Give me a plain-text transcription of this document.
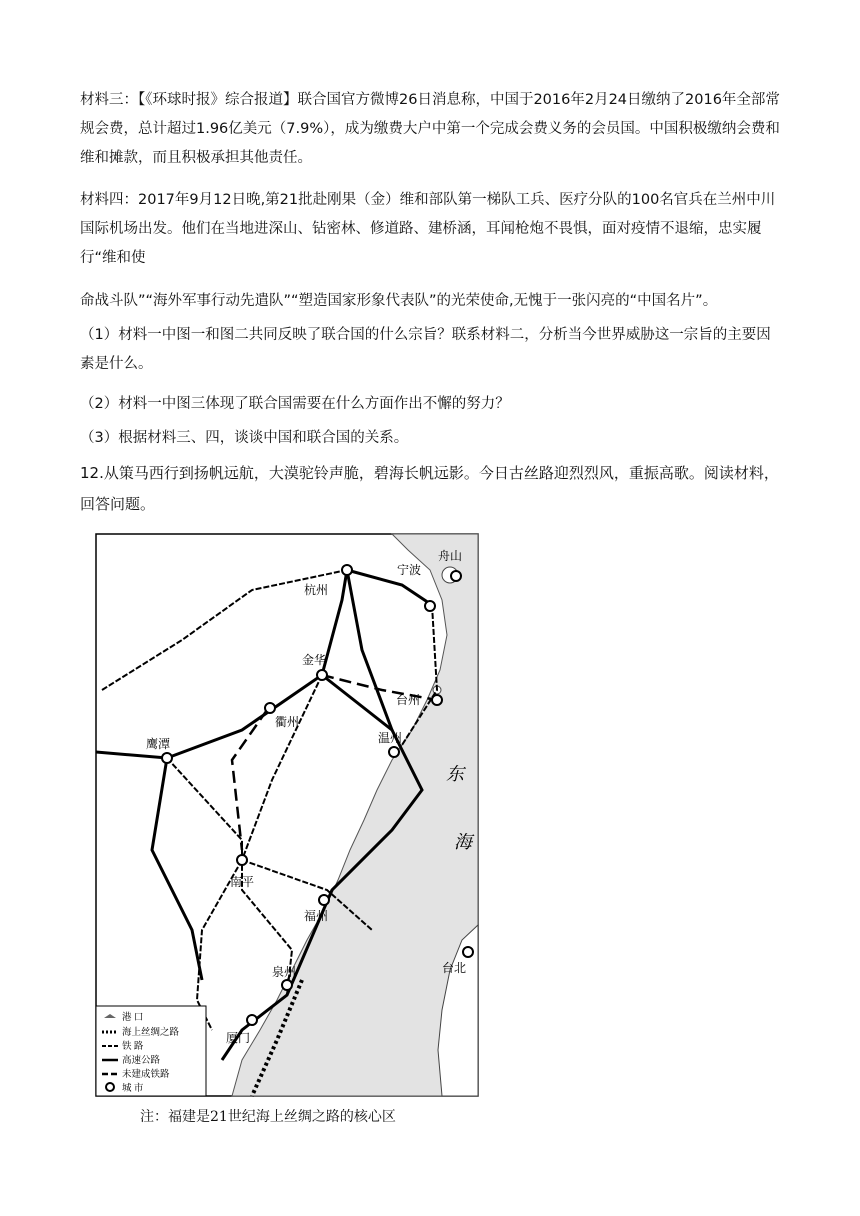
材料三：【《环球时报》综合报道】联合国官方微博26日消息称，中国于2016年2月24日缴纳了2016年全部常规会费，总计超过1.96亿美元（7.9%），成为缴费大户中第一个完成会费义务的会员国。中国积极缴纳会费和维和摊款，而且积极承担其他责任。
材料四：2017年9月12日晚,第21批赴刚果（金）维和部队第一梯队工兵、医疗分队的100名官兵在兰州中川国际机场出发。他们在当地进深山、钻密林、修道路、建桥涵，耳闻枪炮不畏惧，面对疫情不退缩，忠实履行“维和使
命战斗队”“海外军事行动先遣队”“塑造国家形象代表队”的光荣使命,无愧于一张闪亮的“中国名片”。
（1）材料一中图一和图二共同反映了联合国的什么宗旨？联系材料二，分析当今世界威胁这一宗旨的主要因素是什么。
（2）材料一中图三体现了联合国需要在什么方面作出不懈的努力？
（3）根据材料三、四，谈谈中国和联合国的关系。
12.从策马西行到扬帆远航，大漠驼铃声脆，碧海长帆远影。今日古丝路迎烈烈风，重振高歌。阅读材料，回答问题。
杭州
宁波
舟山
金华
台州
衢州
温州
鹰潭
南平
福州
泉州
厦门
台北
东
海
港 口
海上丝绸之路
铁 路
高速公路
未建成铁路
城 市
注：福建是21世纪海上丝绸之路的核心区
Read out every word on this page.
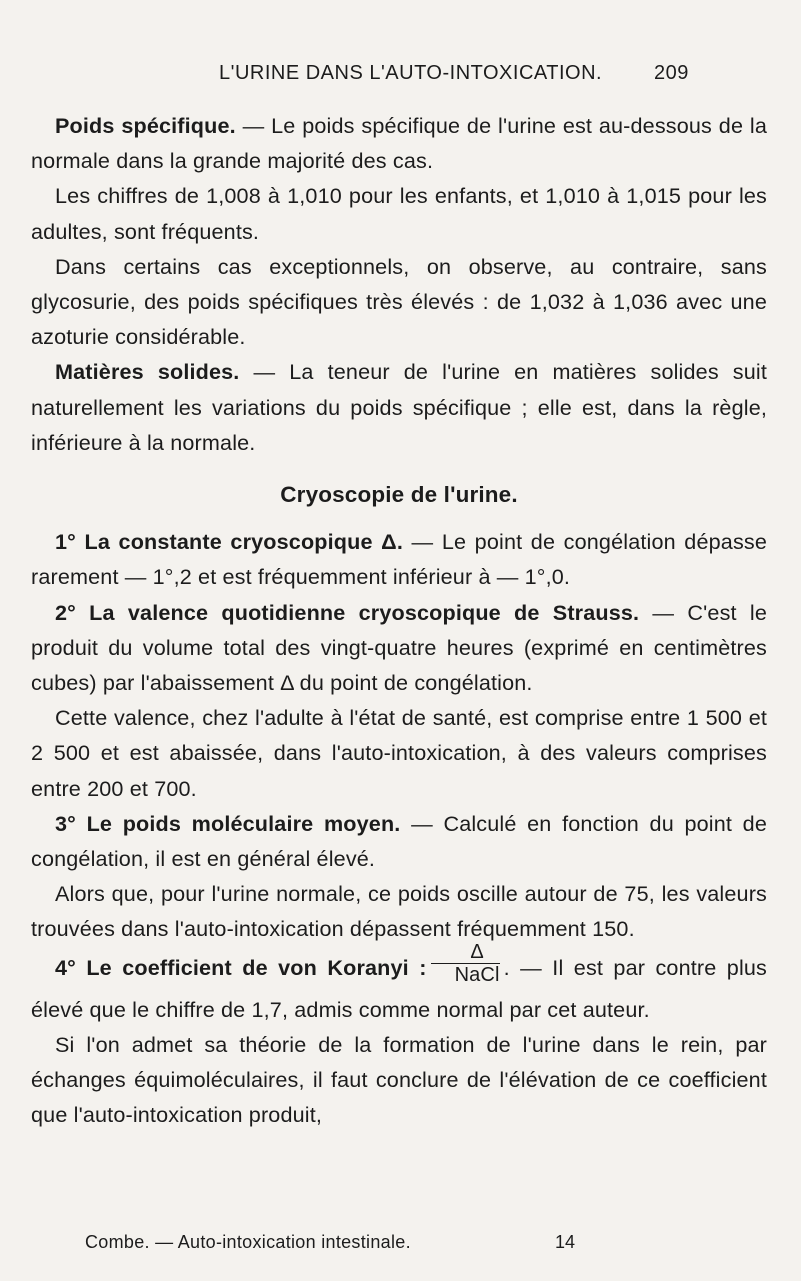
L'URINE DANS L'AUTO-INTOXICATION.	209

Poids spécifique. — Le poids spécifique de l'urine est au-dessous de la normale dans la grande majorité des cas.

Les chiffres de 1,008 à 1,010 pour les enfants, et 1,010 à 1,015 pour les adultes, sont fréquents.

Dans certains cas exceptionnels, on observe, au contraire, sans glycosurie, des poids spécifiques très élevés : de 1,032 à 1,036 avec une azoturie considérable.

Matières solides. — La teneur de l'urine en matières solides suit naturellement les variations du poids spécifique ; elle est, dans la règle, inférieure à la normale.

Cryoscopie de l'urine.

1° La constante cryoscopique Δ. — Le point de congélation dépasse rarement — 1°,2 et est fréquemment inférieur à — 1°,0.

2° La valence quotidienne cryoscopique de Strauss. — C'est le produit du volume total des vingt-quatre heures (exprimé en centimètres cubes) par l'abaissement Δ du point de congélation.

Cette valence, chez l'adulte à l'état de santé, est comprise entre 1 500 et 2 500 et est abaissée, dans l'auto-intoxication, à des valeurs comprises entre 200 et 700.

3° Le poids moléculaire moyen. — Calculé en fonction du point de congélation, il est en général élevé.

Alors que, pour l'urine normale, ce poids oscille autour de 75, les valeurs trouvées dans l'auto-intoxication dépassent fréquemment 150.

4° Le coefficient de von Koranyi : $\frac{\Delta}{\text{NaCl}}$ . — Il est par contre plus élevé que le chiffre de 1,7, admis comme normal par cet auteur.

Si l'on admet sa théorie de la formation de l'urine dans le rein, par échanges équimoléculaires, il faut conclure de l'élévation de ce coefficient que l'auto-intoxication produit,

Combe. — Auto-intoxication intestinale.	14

• • •

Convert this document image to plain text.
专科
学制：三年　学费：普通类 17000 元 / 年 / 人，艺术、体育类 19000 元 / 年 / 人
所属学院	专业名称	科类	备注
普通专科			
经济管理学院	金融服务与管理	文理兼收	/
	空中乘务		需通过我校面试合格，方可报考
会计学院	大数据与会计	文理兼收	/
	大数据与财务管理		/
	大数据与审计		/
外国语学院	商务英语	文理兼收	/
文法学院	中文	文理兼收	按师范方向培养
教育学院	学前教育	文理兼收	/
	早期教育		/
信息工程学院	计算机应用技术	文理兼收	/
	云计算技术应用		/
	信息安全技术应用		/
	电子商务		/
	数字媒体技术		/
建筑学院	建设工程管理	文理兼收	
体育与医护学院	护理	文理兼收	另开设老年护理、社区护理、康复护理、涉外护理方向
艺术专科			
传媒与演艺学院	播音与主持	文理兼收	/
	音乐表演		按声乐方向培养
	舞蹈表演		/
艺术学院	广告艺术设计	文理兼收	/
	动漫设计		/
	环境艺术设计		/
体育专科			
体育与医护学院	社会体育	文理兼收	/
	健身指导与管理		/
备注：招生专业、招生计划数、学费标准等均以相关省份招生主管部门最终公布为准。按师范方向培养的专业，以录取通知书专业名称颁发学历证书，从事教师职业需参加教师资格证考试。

• • •

What is expected.
Copy every line in the listing above where the string "produit" turns up.

Task solution.
2° La valence quotidienne cryoscopique de Strauss. — C'est le produit du volume total des vingt-quatre heures (exprimé en centimètres cubes) par l'abaissement Δ du point de congélation.
Si l'on admet sa théorie de la formation de l'urine dans le rein, par échanges équimoléculaires, il faut conclure de l'élévation de ce coefficient que l'auto-intoxication produit,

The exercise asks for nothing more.